WORK TO DO:
Scan the lines below; pull out those with "concurrent".

[Chart and figure data]
________
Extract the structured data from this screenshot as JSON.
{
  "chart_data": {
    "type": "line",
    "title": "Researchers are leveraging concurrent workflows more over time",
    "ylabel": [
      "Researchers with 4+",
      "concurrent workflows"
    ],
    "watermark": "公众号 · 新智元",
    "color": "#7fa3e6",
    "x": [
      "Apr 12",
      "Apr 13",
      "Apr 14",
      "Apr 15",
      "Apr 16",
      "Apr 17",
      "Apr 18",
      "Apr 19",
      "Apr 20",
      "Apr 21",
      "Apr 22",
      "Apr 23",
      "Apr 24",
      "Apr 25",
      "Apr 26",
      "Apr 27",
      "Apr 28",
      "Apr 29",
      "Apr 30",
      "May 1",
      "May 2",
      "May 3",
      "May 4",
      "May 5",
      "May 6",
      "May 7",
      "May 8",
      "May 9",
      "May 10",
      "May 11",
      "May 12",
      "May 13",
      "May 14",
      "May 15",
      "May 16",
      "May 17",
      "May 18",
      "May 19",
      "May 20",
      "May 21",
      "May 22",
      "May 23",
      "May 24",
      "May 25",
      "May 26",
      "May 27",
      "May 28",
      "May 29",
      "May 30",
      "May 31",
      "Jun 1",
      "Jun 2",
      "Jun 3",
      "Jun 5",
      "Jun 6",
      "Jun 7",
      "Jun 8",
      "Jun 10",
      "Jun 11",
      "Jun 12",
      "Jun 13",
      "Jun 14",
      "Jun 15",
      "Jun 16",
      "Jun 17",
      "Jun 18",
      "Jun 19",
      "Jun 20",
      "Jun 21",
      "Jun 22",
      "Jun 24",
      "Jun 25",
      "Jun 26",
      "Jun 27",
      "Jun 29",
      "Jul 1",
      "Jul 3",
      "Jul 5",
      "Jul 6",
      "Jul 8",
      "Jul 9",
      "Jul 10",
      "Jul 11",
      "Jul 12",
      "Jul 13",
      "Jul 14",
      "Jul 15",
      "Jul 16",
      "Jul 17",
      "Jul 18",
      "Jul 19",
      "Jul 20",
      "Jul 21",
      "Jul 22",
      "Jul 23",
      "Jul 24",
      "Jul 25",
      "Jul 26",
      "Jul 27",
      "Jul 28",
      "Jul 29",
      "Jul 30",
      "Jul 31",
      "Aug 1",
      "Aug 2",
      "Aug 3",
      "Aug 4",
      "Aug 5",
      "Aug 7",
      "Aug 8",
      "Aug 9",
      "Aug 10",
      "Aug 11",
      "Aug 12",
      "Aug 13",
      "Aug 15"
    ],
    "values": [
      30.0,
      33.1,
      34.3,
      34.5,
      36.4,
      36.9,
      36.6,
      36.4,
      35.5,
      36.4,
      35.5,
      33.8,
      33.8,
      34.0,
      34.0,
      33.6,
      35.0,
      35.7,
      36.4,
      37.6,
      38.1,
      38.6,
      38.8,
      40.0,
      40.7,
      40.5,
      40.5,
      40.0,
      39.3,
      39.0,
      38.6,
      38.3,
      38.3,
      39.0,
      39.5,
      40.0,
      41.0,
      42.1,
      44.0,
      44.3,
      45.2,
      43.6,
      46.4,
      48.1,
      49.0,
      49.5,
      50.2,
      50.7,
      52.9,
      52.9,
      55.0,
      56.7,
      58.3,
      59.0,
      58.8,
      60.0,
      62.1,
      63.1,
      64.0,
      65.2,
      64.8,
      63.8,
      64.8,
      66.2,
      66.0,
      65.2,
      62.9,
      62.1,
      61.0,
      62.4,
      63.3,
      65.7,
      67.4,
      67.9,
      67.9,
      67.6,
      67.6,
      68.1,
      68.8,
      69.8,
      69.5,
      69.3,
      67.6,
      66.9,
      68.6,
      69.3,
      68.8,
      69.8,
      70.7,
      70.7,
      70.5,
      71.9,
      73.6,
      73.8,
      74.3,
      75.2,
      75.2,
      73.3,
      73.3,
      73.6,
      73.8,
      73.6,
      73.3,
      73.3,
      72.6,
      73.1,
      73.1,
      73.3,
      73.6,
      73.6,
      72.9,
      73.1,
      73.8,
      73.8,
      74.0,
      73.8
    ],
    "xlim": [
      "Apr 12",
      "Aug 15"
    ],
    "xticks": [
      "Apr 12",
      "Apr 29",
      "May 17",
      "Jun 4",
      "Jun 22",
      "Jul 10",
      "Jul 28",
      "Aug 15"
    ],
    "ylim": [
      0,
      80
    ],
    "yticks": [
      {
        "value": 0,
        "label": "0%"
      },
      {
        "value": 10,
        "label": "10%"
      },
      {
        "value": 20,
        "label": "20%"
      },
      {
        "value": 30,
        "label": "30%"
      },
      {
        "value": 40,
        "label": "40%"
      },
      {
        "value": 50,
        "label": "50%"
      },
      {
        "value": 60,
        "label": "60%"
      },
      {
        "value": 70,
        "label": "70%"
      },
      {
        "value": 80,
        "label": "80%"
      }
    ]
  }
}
________
TASK OUTPUT:
    "title": "Researchers are leveraging concurrent workflows more over time",
      "concurrent workflows"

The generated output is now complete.